>> BEGIN Stored data
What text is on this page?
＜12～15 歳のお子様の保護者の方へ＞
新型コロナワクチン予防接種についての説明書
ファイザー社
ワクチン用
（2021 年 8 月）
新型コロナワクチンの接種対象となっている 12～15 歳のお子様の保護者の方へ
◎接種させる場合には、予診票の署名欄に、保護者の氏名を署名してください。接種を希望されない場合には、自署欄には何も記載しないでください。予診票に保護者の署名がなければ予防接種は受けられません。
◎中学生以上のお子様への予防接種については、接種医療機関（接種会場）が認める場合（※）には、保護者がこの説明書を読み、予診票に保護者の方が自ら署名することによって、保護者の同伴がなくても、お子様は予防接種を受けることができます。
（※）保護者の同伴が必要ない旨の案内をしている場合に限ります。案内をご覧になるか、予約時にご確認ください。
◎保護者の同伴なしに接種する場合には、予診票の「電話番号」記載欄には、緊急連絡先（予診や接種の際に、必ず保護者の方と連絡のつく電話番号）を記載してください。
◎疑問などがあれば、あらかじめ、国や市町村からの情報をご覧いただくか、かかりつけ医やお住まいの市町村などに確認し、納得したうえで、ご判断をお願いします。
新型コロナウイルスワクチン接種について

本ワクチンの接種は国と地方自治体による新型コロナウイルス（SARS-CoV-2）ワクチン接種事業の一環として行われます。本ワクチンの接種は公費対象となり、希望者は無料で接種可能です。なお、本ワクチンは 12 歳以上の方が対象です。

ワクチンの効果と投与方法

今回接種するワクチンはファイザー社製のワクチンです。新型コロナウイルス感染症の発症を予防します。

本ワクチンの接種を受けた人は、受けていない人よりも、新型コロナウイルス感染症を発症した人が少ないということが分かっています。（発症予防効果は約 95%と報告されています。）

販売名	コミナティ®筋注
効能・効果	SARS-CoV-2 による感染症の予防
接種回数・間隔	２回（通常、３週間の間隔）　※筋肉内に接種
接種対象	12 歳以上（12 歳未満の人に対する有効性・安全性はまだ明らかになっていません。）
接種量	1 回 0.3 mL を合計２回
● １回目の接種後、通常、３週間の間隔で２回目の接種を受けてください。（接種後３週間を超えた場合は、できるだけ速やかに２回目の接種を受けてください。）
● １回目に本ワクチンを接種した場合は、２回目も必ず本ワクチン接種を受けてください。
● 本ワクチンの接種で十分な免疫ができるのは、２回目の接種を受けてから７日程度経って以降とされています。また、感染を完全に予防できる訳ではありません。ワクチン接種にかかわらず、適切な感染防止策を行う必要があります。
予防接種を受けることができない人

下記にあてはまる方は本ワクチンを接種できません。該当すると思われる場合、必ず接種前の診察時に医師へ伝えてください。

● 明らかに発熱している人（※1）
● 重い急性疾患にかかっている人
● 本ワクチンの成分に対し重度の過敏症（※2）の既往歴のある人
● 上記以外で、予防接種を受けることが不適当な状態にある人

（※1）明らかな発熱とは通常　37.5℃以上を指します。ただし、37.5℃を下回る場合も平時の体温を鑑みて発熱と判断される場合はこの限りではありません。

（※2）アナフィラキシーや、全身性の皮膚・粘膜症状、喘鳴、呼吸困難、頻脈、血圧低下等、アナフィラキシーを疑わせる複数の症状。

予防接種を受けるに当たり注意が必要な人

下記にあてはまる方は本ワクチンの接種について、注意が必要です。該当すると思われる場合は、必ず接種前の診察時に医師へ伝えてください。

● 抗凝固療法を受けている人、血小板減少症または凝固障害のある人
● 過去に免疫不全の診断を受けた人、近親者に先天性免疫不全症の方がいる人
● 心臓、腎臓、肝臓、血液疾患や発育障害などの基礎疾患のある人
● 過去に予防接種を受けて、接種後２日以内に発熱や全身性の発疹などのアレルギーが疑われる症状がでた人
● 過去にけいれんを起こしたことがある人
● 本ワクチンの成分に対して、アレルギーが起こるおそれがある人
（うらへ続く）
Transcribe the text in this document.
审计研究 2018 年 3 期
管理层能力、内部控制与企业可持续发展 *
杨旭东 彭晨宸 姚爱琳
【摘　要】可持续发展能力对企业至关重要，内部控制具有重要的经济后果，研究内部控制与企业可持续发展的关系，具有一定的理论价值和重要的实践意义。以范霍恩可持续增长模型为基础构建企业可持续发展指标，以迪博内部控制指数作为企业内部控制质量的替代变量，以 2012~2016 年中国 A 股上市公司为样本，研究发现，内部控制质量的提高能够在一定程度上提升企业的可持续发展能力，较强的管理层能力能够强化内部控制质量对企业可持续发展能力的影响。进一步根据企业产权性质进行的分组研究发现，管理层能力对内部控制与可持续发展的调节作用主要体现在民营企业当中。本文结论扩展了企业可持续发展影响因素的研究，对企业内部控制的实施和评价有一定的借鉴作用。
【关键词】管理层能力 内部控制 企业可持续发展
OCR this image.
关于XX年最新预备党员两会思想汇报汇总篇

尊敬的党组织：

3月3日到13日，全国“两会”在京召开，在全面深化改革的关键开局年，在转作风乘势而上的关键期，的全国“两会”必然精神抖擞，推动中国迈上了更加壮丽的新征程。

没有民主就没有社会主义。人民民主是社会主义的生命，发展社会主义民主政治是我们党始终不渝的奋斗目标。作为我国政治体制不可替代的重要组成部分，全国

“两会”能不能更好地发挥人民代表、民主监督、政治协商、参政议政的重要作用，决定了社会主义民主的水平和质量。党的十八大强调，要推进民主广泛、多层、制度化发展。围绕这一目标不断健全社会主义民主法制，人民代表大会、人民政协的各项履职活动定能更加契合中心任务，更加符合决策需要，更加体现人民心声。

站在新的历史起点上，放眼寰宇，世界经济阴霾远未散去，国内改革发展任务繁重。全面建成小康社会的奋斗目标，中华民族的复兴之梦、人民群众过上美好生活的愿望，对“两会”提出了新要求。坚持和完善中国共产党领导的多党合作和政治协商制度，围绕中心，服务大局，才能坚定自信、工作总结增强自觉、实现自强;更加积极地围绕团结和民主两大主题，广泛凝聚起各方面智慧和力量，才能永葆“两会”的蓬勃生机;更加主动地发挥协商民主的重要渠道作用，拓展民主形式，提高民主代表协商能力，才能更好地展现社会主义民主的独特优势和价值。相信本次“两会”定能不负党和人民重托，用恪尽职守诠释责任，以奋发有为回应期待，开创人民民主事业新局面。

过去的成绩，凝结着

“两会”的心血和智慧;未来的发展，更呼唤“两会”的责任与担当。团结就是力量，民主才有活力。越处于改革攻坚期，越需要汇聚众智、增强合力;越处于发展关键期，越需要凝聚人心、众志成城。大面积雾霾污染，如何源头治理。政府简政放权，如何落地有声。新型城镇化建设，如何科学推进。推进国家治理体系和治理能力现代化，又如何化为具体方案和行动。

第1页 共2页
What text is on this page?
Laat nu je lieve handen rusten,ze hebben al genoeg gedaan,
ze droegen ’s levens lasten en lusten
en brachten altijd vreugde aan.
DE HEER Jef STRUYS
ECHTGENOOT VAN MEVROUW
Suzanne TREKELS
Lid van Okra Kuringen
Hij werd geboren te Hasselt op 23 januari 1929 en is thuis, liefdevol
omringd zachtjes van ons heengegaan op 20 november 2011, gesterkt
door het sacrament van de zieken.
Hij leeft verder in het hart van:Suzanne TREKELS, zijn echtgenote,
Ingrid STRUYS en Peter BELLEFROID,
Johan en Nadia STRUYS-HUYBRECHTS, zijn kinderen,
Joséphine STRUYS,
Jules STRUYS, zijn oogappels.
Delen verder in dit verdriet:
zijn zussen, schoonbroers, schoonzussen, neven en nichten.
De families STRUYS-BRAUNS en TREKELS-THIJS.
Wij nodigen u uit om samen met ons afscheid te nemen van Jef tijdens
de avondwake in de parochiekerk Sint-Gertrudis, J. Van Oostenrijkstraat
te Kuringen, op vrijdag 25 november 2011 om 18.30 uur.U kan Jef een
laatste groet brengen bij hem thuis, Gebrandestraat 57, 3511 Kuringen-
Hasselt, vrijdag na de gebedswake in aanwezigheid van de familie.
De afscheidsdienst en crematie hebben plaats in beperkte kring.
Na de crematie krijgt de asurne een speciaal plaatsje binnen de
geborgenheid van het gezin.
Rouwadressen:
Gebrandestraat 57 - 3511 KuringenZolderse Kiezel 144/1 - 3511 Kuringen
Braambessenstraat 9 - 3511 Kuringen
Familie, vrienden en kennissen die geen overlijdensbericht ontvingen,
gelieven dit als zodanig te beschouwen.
>> END Stored data
◆ **Prompt**: Show all lines above holding "Suzanne".

◆ **Output for this exercise**:
Suzanne TREKELS
Hij leeft verder in het hart van:Suzanne TREKELS, zijn echtgenote,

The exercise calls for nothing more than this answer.